■ **GOAL OF THE EXERCISE**
Please determine how many lines of the material include the word "Professor", and respond with nothing but that number.

■ **DATA EXTRACT**
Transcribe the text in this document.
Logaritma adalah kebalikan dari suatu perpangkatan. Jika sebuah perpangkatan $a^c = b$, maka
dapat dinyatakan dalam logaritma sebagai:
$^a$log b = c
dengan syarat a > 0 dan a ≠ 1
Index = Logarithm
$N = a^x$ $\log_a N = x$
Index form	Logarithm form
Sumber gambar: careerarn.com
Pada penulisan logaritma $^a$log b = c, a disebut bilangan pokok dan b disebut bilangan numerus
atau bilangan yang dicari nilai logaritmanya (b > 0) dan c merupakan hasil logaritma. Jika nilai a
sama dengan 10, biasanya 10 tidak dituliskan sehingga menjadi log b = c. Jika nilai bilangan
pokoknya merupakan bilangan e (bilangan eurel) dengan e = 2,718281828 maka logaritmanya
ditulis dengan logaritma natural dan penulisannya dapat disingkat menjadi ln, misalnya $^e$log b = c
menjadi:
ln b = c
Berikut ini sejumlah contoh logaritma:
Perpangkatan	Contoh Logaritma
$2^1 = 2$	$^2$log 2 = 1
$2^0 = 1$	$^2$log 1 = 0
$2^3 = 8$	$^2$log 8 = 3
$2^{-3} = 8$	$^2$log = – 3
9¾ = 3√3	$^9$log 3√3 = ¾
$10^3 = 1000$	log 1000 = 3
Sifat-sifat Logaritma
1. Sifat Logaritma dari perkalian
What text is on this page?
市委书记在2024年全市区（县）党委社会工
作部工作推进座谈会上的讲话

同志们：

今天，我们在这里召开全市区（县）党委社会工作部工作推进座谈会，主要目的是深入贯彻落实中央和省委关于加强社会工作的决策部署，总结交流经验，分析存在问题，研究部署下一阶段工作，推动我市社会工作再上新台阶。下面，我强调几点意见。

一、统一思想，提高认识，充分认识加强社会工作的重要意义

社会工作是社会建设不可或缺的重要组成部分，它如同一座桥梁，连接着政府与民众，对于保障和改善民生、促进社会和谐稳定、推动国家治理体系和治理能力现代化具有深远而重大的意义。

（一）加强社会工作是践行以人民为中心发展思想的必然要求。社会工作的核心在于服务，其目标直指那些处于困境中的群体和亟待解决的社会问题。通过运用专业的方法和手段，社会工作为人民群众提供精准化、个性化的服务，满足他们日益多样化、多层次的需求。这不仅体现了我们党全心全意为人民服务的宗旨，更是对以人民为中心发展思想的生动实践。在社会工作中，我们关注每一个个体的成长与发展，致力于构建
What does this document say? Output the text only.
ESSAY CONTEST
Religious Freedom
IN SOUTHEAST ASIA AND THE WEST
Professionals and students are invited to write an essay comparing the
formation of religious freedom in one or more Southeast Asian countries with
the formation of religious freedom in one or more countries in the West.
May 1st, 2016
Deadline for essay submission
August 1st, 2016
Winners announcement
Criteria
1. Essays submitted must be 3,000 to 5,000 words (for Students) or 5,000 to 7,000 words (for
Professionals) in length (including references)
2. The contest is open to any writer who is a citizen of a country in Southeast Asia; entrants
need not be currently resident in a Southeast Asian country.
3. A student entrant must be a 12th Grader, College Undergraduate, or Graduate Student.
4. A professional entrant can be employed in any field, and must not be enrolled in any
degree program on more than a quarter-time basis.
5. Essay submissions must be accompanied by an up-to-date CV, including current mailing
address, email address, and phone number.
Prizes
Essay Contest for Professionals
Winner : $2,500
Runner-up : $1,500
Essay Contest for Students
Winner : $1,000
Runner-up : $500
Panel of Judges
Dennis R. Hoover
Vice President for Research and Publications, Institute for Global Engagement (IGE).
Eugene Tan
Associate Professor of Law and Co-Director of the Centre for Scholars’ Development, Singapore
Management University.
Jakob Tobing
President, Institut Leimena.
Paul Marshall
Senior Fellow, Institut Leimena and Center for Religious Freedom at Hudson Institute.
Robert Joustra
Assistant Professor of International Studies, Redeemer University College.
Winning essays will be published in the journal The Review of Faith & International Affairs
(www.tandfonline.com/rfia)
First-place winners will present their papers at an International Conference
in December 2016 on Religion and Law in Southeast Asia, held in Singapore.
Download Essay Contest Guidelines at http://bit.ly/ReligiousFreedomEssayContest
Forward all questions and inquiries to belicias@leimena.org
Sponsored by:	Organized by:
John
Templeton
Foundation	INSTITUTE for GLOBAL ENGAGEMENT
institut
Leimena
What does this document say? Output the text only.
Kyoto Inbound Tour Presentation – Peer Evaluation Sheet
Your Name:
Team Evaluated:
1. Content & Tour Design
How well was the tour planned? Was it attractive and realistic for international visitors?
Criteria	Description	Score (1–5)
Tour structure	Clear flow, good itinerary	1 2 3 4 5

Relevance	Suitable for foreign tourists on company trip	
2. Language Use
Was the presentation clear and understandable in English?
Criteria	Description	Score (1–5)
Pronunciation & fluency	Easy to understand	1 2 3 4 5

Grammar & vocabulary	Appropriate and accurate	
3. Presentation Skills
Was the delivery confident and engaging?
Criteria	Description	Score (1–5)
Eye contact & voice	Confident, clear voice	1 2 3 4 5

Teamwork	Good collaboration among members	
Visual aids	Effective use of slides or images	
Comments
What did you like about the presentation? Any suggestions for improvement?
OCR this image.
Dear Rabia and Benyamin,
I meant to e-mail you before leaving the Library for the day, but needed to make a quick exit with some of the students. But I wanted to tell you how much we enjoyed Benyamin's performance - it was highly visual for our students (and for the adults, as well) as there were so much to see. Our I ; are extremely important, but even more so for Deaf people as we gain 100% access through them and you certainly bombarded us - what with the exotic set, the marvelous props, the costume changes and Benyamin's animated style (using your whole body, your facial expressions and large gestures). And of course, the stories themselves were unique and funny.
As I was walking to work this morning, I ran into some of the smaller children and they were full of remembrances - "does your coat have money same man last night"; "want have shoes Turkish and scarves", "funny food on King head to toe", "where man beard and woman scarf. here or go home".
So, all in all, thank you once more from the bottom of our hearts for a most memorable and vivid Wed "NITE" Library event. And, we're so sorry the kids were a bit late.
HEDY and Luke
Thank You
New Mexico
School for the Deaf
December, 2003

■ **FULL OUTPUT**
2